■ **WHAT THE TASK REQUIRES**: Every line of the material below should be repeated exactly.

■ **SUPPLIED DATA**:
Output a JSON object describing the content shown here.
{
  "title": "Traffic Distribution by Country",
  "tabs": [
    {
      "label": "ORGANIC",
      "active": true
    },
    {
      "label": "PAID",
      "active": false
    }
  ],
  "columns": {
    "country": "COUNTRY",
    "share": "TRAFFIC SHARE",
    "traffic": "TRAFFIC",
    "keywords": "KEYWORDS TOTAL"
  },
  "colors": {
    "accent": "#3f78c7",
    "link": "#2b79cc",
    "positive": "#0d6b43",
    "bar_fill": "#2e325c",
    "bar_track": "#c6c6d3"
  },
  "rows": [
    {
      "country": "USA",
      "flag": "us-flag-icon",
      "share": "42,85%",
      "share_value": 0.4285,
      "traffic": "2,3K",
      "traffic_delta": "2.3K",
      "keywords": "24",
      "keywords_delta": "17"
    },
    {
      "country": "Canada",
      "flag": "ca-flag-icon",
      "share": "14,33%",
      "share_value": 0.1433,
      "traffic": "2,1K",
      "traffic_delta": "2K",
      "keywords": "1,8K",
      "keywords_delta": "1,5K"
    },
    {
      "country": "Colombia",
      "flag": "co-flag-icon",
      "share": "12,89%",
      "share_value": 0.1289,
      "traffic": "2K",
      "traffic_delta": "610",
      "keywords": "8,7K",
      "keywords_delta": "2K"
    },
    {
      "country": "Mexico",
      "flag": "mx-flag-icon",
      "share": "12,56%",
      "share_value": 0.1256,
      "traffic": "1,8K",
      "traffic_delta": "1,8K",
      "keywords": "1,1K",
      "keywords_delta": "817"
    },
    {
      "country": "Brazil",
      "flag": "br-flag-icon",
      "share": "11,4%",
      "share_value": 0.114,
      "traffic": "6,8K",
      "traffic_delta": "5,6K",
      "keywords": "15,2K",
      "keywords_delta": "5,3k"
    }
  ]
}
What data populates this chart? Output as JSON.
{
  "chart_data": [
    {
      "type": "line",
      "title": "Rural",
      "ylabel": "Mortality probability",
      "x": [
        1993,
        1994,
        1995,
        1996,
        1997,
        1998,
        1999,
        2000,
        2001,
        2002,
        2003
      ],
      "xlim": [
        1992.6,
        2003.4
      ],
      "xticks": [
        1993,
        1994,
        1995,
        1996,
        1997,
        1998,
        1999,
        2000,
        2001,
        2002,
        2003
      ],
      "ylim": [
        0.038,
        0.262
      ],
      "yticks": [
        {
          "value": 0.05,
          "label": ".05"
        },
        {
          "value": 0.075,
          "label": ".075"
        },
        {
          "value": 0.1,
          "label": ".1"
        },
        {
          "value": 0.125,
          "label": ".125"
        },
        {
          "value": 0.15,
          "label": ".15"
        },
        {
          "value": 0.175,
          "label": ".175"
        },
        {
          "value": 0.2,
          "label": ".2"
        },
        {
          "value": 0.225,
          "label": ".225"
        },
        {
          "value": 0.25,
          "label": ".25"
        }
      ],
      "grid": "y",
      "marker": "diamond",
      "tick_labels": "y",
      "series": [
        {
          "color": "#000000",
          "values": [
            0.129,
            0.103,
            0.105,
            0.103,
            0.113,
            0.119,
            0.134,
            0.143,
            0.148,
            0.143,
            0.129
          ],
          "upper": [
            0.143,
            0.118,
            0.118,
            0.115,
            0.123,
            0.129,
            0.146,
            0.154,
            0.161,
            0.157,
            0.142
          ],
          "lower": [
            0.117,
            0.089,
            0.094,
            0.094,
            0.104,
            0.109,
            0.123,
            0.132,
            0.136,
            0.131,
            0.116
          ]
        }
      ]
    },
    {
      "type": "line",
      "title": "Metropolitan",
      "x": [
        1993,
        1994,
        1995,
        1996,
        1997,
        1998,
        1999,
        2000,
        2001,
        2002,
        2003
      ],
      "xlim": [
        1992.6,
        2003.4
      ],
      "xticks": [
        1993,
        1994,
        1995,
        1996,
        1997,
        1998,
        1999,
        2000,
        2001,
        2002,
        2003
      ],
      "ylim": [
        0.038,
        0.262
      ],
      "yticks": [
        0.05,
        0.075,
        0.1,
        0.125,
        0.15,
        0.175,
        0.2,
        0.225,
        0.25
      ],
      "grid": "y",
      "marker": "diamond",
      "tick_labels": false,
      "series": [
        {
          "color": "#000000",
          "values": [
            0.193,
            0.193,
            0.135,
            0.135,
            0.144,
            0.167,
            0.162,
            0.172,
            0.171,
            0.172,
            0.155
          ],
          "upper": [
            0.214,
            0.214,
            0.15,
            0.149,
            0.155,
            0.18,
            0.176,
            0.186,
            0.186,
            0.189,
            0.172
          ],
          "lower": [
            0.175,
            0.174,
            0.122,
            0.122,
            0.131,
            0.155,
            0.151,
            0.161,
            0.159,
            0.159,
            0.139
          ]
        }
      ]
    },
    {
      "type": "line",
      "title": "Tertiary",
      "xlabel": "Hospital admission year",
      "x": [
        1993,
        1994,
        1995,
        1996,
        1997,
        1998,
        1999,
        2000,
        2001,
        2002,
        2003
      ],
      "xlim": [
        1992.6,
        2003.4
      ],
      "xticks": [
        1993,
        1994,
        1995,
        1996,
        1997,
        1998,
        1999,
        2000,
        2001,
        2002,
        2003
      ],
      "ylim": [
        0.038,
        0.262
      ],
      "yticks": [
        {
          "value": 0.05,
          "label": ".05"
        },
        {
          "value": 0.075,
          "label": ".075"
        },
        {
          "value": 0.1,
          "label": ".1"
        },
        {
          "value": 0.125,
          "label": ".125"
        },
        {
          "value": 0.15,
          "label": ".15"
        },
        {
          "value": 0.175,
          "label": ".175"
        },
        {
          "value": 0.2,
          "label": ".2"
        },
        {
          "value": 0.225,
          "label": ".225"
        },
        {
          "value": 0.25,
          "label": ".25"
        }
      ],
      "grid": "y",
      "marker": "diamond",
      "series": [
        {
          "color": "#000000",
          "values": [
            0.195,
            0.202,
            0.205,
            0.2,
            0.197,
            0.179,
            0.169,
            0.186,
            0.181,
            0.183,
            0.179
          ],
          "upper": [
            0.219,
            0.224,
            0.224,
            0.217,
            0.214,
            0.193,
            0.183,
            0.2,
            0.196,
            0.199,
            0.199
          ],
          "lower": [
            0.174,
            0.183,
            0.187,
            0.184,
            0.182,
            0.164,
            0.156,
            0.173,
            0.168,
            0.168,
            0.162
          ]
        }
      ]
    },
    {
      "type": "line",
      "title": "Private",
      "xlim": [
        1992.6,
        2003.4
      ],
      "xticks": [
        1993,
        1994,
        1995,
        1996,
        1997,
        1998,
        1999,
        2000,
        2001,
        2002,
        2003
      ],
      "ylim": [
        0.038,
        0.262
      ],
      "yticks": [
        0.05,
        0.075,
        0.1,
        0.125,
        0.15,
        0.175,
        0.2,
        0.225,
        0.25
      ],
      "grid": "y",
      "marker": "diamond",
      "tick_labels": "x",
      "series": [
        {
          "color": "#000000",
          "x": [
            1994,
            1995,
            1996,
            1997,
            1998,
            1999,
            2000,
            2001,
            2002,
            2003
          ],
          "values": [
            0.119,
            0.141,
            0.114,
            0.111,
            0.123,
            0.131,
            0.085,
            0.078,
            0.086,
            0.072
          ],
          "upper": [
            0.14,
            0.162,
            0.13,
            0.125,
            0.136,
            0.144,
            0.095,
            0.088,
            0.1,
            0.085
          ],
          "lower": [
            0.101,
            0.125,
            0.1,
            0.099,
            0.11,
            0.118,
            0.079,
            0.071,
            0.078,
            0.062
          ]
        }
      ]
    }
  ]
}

■ **TASK RESPONSE**:
Output a JSON object describing the content shown here.
{
  "title": "Traffic Distribution by Country",
  "tabs": [
    {
      "label": "ORGANIC",
      "active": true
    },
    {
      "label": "PAID",
      "active": false
    }
  ],
  "columns": {
    "country": "COUNTRY",
    "share": "TRAFFIC SHARE",
    "traffic": "TRAFFIC",
    "keywords": "KEYWORDS TOTAL"
  },
  "colors": {
    "accent": "#3f78c7",
    "link": "#2b79cc",
    "positive": "#0d6b43",
    "bar_fill": "#2e325c",
    "bar_track": "#c6c6d3"
  },
  "rows": [
    {
      "country": "USA",
      "flag": "us-flag-icon",
      "share": "42,85%",
      "share_value": 0.4285,
      "traffic": "2,3K",
      "traffic_delta": "2.3K",
      "keywords": "24",
      "keywords_delta": "17"
    },
    {
      "country": "Canada",
      "flag": "ca-flag-icon",
      "share": "14,33%",
      "share_value": 0.1433,
      "traffic": "2,1K",
      "traffic_delta": "2K",
      "keywords": "1,8K",
      "keywords_delta": "1,5K"
    },
    {
      "country": "Colombia",
      "flag": "co-flag-icon",
      "share": "12,89%",
      "share_value": 0.1289,
      "traffic": "2K",
      "traffic_delta": "610",
      "keywords": "8,7K",
      "keywords_delta": "2K"
    },
    {
      "country": "Mexico",
      "flag": "mx-flag-icon",
      "share": "12,56%",
      "share_value": 0.1256,
      "traffic": "1,8K",
      "traffic_delta": "1,8K",
      "keywords": "1,1K",
      "keywords_delta": "817"
    },
    {
      "country": "Brazil",
      "flag": "br-flag-icon",
      "share": "11,4%",
      "share_value": 0.114,
      "traffic": "6,8K",
      "traffic_delta": "5,6K",
      "keywords": "15,2K",
      "keywords_delta": "5,3k"
    }
  ]
}
What data populates this chart? Output as JSON.
{
  "chart_data": [
    {
      "type": "line",
      "title": "Rural",
      "ylabel": "Mortality probability",
      "x": [
        1993,
        1994,
        1995,
        1996,
        1997,
        1998,
        1999,
        2000,
        2001,
        2002,
        2003
      ],
      "xlim": [
        1992.6,
        2003.4
      ],
      "xticks": [
        1993,
        1994,
        1995,
        1996,
        1997,
        1998,
        1999,
        2000,
        2001,
        2002,
        2003
      ],
      "ylim": [
        0.038,
        0.262
      ],
      "yticks": [
        {
          "value": 0.05,
          "label": ".05"
        },
        {
          "value": 0.075,
          "label": ".075"
        },
        {
          "value": 0.1,
          "label": ".1"
        },
        {
          "value": 0.125,
          "label": ".125"
        },
        {
          "value": 0.15,
          "label": ".15"
        },
        {
          "value": 0.175,
          "label": ".175"
        },
        {
          "value": 0.2,
          "label": ".2"
        },
        {
          "value": 0.225,
          "label": ".225"
        },
        {
          "value": 0.25,
          "label": ".25"
        }
      ],
      "grid": "y",
      "marker": "diamond",
      "tick_labels": "y",
      "series": [
        {
          "color": "#000000",
          "values": [
            0.129,
            0.103,
            0.105,
            0.103,
            0.113,
            0.119,
            0.134,
            0.143,
            0.148,
            0.143,
            0.129
          ],
          "upper": [
            0.143,
            0.118,
            0.118,
            0.115,
            0.123,
            0.129,
            0.146,
            0.154,
            0.161,
            0.157,
            0.142
          ],
          "lower": [
            0.117,
            0.089,
            0.094,
            0.094,
            0.104,
            0.109,
            0.123,
            0.132,
            0.136,
            0.131,
            0.116
          ]
        }
      ]
    },
    {
      "type": "line",
      "title": "Metropolitan",
      "x": [
        1993,
        1994,
        1995,
        1996,
        1997,
        1998,
        1999,
        2000,
        2001,
        2002,
        2003
      ],
      "xlim": [
        1992.6,
        2003.4
      ],
      "xticks": [
        1993,
        1994,
        1995,
        1996,
        1997,
        1998,
        1999,
        2000,
        2001,
        2002,
        2003
      ],
      "ylim": [
        0.038,
        0.262
      ],
      "yticks": [
        0.05,
        0.075,
        0.1,
        0.125,
        0.15,
        0.175,
        0.2,
        0.225,
        0.25
      ],
      "grid": "y",
      "marker": "diamond",
      "tick_labels": false,
      "series": [
        {
          "color": "#000000",
          "values": [
            0.193,
            0.193,
            0.135,
            0.135,
            0.144,
            0.167,
            0.162,
            0.172,
            0.171,
            0.172,
            0.155
          ],
          "upper": [
            0.214,
            0.214,
            0.15,
            0.149,
            0.155,
            0.18,
            0.176,
            0.186,
            0.186,
            0.189,
            0.172
          ],
          "lower": [
            0.175,
            0.174,
            0.122,
            0.122,
            0.131,
            0.155,
            0.151,
            0.161,
            0.159,
            0.159,
            0.139
          ]
        }
      ]
    },
    {
      "type": "line",
      "title": "Tertiary",
      "xlabel": "Hospital admission year",
      "x": [
        1993,
        1994,
        1995,
        1996,
        1997,
        1998,
        1999,
        2000,
        2001,
        2002,
        2003
      ],
      "xlim": [
        1992.6,
        2003.4
      ],
      "xticks": [
        1993,
        1994,
        1995,
        1996,
        1997,
        1998,
        1999,
        2000,
        2001,
        2002,
        2003
      ],
      "ylim": [
        0.038,
        0.262
      ],
      "yticks": [
        {
          "value": 0.05,
          "label": ".05"
        },
        {
          "value": 0.075,
          "label": ".075"
        },
        {
          "value": 0.1,
          "label": ".1"
        },
        {
          "value": 0.125,
          "label": ".125"
        },
        {
          "value": 0.15,
          "label": ".15"
        },
        {
          "value": 0.175,
          "label": ".175"
        },
        {
          "value": 0.2,
          "label": ".2"
        },
        {
          "value": 0.225,
          "label": ".225"
        },
        {
          "value": 0.25,
          "label": ".25"
        }
      ],
      "grid": "y",
      "marker": "diamond",
      "series": [
        {
          "color": "#000000",
          "values": [
            0.195,
            0.202,
            0.205,
            0.2,
            0.197,
            0.179,
            0.169,
            0.186,
            0.181,
            0.183,
            0.179
          ],
          "upper": [
            0.219,
            0.224,
            0.224,
            0.217,
            0.214,
            0.193,
            0.183,
            0.2,
            0.196,
            0.199,
            0.199
          ],
          "lower": [
            0.174,
            0.183,
            0.187,
            0.184,
            0.182,
            0.164,
            0.156,
            0.173,
            0.168,
            0.168,
            0.162
          ]
        }
      ]
    },
    {
      "type": "line",
      "title": "Private",
      "xlim": [
        1992.6,
        2003.4
      ],
      "xticks": [
        1993,
        1994,
        1995,
        1996,
        1997,
        1998,
        1999,
        2000,
        2001,
        2002,
        2003
      ],
      "ylim": [
        0.038,
        0.262
      ],
      "yticks": [
        0.05,
        0.075,
        0.1,
        0.125,
        0.15,
        0.175,
        0.2,
        0.225,
        0.25
      ],
      "grid": "y",
      "marker": "diamond",
      "tick_labels": "x",
      "series": [
        {
          "color": "#000000",
          "x": [
            1994,
            1995,
            1996,
            1997,
            1998,
            1999,
            2000,
            2001,
            2002,
            2003
          ],
          "values": [
            0.119,
            0.141,
            0.114,
            0.111,
            0.123,
            0.131,
            0.085,
            0.078,
            0.086,
            0.072
          ],
          "upper": [
            0.14,
            0.162,
            0.13,
            0.125,
            0.136,
            0.144,
            0.095,
            0.088,
            0.1,
            0.085
          ],
          "lower": [
            0.101,
            0.125,
            0.1,
            0.099,
            0.11,
            0.118,
            0.079,
            0.071,
            0.078,
            0.062
          ]
        }
      ]
    }
  ]
}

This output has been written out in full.